What needs to be done: Find every line of the listing below where "Sadighi" appears, and copy it.

Data provided:
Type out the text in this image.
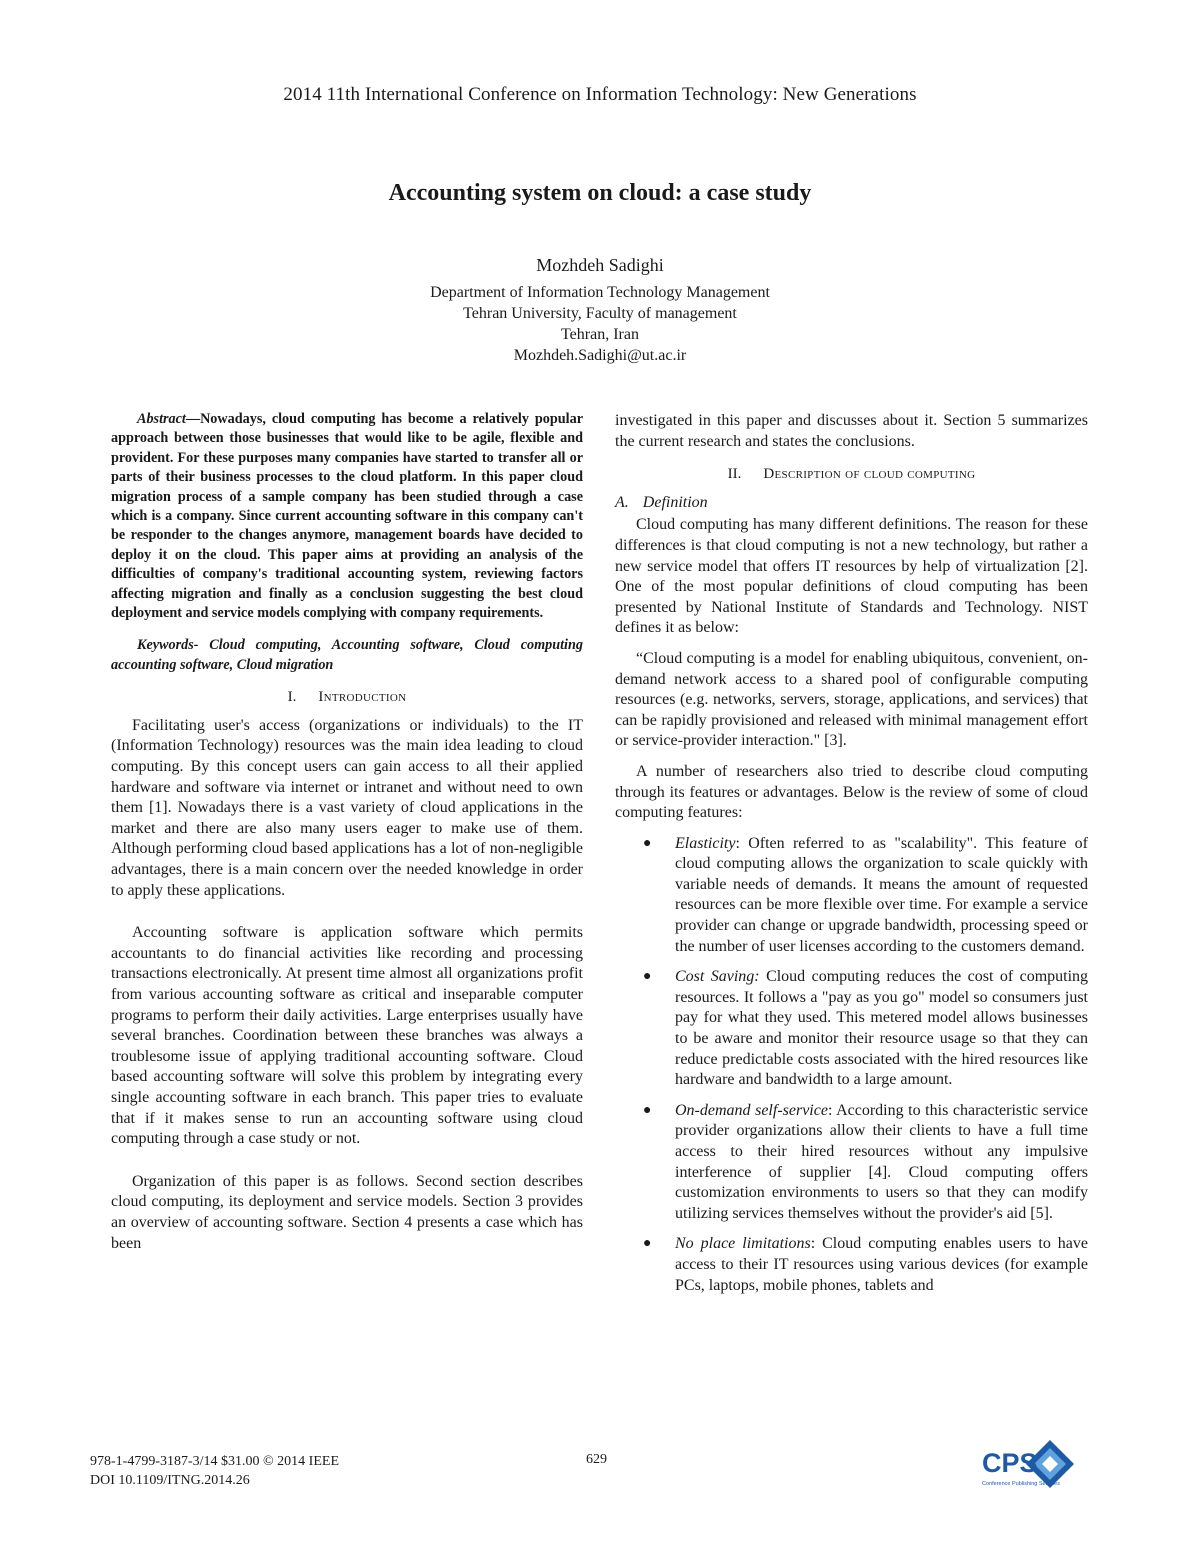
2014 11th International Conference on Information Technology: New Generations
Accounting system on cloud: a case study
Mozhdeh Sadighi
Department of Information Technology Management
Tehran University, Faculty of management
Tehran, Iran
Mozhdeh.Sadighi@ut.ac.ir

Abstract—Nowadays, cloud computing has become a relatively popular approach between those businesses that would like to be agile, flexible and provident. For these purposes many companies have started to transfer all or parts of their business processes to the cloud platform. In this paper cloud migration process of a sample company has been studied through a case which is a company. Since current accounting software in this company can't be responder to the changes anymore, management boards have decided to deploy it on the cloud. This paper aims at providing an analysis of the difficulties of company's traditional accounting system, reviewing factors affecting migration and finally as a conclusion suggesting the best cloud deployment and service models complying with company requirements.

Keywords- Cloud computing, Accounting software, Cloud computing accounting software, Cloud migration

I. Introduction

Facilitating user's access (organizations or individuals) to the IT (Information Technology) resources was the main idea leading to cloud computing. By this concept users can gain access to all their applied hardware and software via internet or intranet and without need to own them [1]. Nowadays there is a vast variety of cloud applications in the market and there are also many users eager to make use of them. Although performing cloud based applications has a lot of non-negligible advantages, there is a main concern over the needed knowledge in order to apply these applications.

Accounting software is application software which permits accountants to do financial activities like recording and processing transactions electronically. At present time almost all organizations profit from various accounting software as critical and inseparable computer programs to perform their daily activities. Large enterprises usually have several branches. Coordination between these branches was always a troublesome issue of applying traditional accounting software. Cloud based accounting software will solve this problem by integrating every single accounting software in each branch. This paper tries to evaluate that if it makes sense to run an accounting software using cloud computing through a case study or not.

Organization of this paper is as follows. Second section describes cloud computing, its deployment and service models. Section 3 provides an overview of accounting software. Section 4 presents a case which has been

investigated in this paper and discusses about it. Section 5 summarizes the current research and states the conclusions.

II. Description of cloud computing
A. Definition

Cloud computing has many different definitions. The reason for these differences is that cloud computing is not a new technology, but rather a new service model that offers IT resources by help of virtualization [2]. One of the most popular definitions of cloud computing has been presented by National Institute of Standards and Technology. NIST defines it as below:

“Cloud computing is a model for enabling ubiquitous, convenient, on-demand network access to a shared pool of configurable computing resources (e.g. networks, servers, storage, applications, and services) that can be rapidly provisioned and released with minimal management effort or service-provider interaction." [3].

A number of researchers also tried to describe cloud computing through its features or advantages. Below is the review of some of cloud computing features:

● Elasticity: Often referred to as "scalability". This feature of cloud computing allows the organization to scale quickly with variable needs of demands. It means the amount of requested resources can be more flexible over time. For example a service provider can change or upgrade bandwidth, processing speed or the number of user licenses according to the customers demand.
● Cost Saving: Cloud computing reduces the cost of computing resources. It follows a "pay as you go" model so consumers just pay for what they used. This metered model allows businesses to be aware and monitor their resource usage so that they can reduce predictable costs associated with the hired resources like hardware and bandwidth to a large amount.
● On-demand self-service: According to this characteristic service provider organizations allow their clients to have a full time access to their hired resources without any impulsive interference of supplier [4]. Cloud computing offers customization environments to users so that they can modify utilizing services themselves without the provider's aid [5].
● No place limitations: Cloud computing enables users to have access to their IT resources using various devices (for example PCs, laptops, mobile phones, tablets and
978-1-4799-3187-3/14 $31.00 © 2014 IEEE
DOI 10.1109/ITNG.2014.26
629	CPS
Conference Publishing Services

* * *

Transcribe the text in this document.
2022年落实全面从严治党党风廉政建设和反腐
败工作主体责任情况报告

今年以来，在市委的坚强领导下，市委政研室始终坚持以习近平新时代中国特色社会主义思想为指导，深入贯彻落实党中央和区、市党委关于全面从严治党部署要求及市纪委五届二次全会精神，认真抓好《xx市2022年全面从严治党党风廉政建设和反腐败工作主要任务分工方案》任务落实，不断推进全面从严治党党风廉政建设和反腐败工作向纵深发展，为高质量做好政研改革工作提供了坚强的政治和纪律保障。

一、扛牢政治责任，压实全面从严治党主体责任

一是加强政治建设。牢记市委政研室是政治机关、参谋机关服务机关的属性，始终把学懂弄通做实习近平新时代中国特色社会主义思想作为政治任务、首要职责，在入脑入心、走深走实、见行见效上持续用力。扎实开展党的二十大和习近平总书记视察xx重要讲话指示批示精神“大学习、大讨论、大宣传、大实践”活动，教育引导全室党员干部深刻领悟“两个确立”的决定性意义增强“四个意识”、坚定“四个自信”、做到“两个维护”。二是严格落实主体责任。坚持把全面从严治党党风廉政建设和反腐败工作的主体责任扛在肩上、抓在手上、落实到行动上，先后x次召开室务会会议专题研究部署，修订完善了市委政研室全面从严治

Task output:
Mozhdeh Sadighi
Mozhdeh.Sadighi@ut.ac.ir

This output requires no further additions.